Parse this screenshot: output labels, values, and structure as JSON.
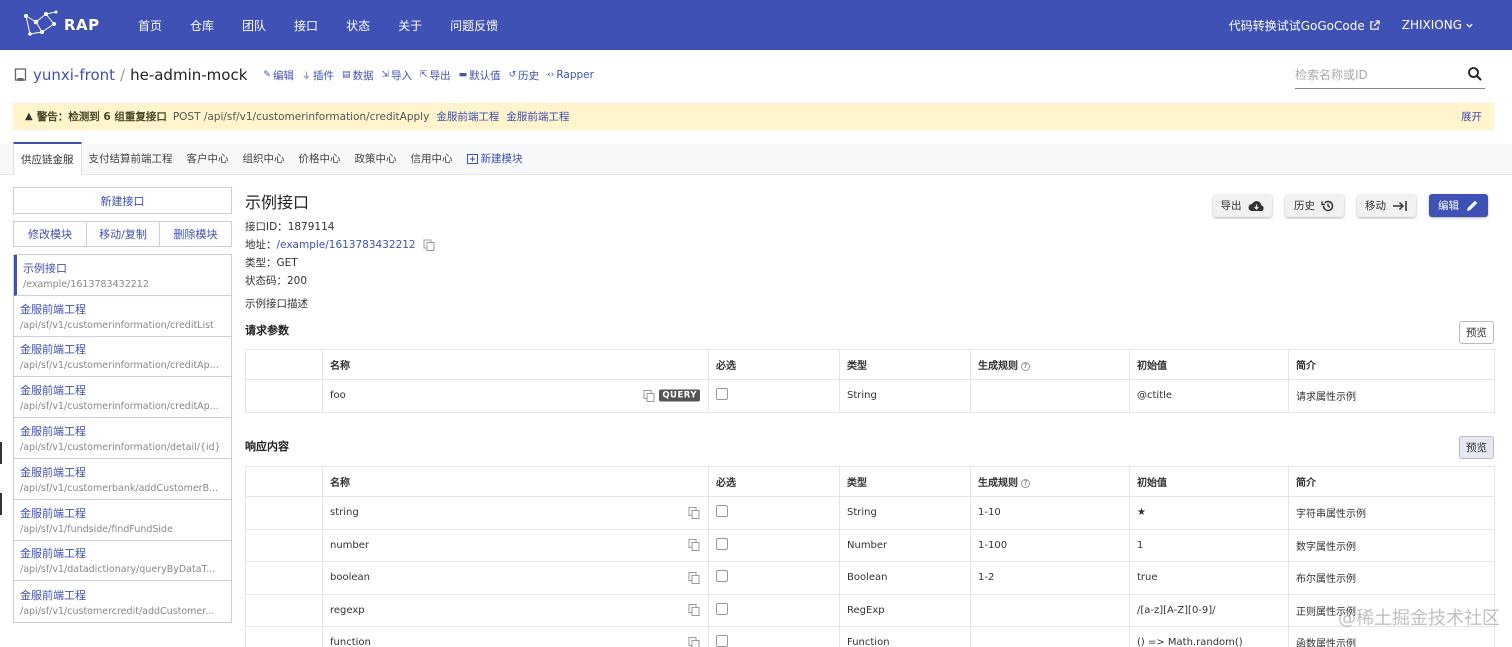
{
  "nav": {
    "logo_text": "RAP",
    "items": [
      "首页",
      "仓库",
      "团队",
      "接口",
      "状态",
      "关于",
      "问题反馈"
    ],
    "gogocode": "代码转换试试GoGoCode",
    "user": "ZHIXIONG"
  },
  "repo": {
    "org": "yunxi-front",
    "separator": "/",
    "name": "he-admin-mock",
    "actions": [
      "编辑",
      "插件",
      "数据",
      "导入",
      "导出",
      "默认值",
      "历史",
      "Rapper"
    ],
    "search_placeholder": "检索名称或ID"
  },
  "warning": {
    "strong": "警告：检测到 6 组重复接口",
    "text": "POST /api/sf/v1/customerinformation/creditApply",
    "links": [
      "金服前端工程",
      "金服前端工程"
    ],
    "expand": "展开"
  },
  "tabs": [
    "供应链金服",
    "支付结算前端工程",
    "客户中心",
    "组织中心",
    "价格中心",
    "政策中心",
    "信用中心",
    "新建模块"
  ],
  "sidebar": {
    "new_interface": "新建接口",
    "modify_module": "修改模块",
    "move_copy": "移动/复制",
    "delete_module": "删除模块",
    "items": [
      {
        "name": "示例接口",
        "url": "/example/1613783432212"
      },
      {
        "name": "金服前端工程",
        "url": "/api/sf/v1/customerinformation/creditList"
      },
      {
        "name": "金服前端工程",
        "url": "/api/sf/v1/customerinformation/creditAp..."
      },
      {
        "name": "金服前端工程",
        "url": "/api/sf/v1/customerinformation/creditAp..."
      },
      {
        "name": "金服前端工程",
        "url": "/api/sf/v1/customerinformation/detail/{id}"
      },
      {
        "name": "金服前端工程",
        "url": "/api/sf/v1/customerbank/addCustomerB..."
      },
      {
        "name": "金服前端工程",
        "url": "/api/sf/v1/fundside/findFundSide"
      },
      {
        "name": "金服前端工程",
        "url": "/api/sf/v1/datadictionary/queryByDataT..."
      },
      {
        "name": "金服前端工程",
        "url": "/api/sf/v1/customercredit/addCustomer..."
      }
    ]
  },
  "interface": {
    "title": "示例接口",
    "id_label": "接口ID：",
    "id": "1879114",
    "url_label": "地址：",
    "url": "/example/1613783432212",
    "type_label": "类型：",
    "type": "GET",
    "status_label": "状态码：",
    "status": "200",
    "desc": "示例接口描述"
  },
  "actions": {
    "export": "导出",
    "history": "历史",
    "move": "移动",
    "edit": "编辑"
  },
  "request": {
    "title": "请求参数",
    "preview": "预览",
    "headers": [
      "名称",
      "必选",
      "类型",
      "生成规则",
      "初始值",
      "简介"
    ],
    "rows": [
      {
        "name": "foo",
        "tag": "QUERY",
        "type": "String",
        "rule": "",
        "init": "@ctitle",
        "desc": "请求属性示例"
      }
    ]
  },
  "response": {
    "title": "响应内容",
    "preview": "预览",
    "headers": [
      "名称",
      "必选",
      "类型",
      "生成规则",
      "初始值",
      "简介"
    ],
    "rows": [
      {
        "name": "string",
        "type": "String",
        "rule": "1-10",
        "init": "★",
        "desc": "字符串属性示例"
      },
      {
        "name": "number",
        "type": "Number",
        "rule": "1-100",
        "init": "1",
        "desc": "数字属性示例"
      },
      {
        "name": "boolean",
        "type": "Boolean",
        "rule": "1-2",
        "init": "true",
        "desc": "布尔属性示例"
      },
      {
        "name": "regexp",
        "type": "RegExp",
        "rule": "",
        "init": "/[a-z][A-Z][0-9]/",
        "desc": "正则属性示例"
      },
      {
        "name": "function",
        "type": "Function",
        "rule": "",
        "init": "() => Math.random()",
        "desc": "函数属性示例"
      }
    ]
  },
  "watermark": "@稀土掘金技术社区",
  "colors": {
    "primary": "#3f51b5",
    "warning_bg": "#fff4cc"
  }
}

....................

▶ [Task] Write the material out again exactly as it appears, dropping the pictures.

▶ [Result of this task]
Parse this screenshot: output labels, values, and structure as JSON.
{
  "nav": {
    "logo_text": "RAP",
    "items": [
      "首页",
      "仓库",
      "团队",
      "接口",
      "状态",
      "关于",
      "问题反馈"
    ],
    "gogocode": "代码转换试试GoGoCode",
    "user": "ZHIXIONG"
  },
  "repo": {
    "org": "yunxi-front",
    "separator": "/",
    "name": "he-admin-mock",
    "actions": [
      "编辑",
      "插件",
      "数据",
      "导入",
      "导出",
      "默认值",
      "历史",
      "Rapper"
    ],
    "search_placeholder": "检索名称或ID"
  },
  "warning": {
    "strong": "警告：检测到 6 组重复接口",
    "text": "POST /api/sf/v1/customerinformation/creditApply",
    "links": [
      "金服前端工程",
      "金服前端工程"
    ],
    "expand": "展开"
  },
  "tabs": [
    "供应链金服",
    "支付结算前端工程",
    "客户中心",
    "组织中心",
    "价格中心",
    "政策中心",
    "信用中心",
    "新建模块"
  ],
  "sidebar": {
    "new_interface": "新建接口",
    "modify_module": "修改模块",
    "move_copy": "移动/复制",
    "delete_module": "删除模块",
    "items": [
      {
        "name": "示例接口",
        "url": "/example/1613783432212"
      },
      {
        "name": "金服前端工程",
        "url": "/api/sf/v1/customerinformation/creditList"
      },
      {
        "name": "金服前端工程",
        "url": "/api/sf/v1/customerinformation/creditAp..."
      },
      {
        "name": "金服前端工程",
        "url": "/api/sf/v1/customerinformation/creditAp..."
      },
      {
        "name": "金服前端工程",
        "url": "/api/sf/v1/customerinformation/detail/{id}"
      },
      {
        "name": "金服前端工程",
        "url": "/api/sf/v1/customerbank/addCustomerB..."
      },
      {
        "name": "金服前端工程",
        "url": "/api/sf/v1/fundside/findFundSide"
      },
      {
        "name": "金服前端工程",
        "url": "/api/sf/v1/datadictionary/queryByDataT..."
      },
      {
        "name": "金服前端工程",
        "url": "/api/sf/v1/customercredit/addCustomer..."
      }
    ]
  },
  "interface": {
    "title": "示例接口",
    "id_label": "接口ID：",
    "id": "1879114",
    "url_label": "地址：",
    "url": "/example/1613783432212",
    "type_label": "类型：",
    "type": "GET",
    "status_label": "状态码：",
    "status": "200",
    "desc": "示例接口描述"
  },
  "actions": {
    "export": "导出",
    "history": "历史",
    "move": "移动",
    "edit": "编辑"
  },
  "request": {
    "title": "请求参数",
    "preview": "预览",
    "headers": [
      "名称",
      "必选",
      "类型",
      "生成规则",
      "初始值",
      "简介"
    ],
    "rows": [
      {
        "name": "foo",
        "tag": "QUERY",
        "type": "String",
        "rule": "",
        "init": "@ctitle",
        "desc": "请求属性示例"
      }
    ]
  },
  "response": {
    "title": "响应内容",
    "preview": "预览",
    "headers": [
      "名称",
      "必选",
      "类型",
      "生成规则",
      "初始值",
      "简介"
    ],
    "rows": [
      {
        "name": "string",
        "type": "String",
        "rule": "1-10",
        "init": "★",
        "desc": "字符串属性示例"
      },
      {
        "name": "number",
        "type": "Number",
        "rule": "1-100",
        "init": "1",
        "desc": "数字属性示例"
      },
      {
        "name": "boolean",
        "type": "Boolean",
        "rule": "1-2",
        "init": "true",
        "desc": "布尔属性示例"
      },
      {
        "name": "regexp",
        "type": "RegExp",
        "rule": "",
        "init": "/[a-z][A-Z][0-9]/",
        "desc": "正则属性示例"
      },
      {
        "name": "function",
        "type": "Function",
        "rule": "",
        "init": "() => Math.random()",
        "desc": "函数属性示例"
      }
    ]
  },
  "watermark": "@稀土掘金技术社区",
  "colors": {
    "primary": "#3f51b5",
    "warning_bg": "#fff4cc"
  }
}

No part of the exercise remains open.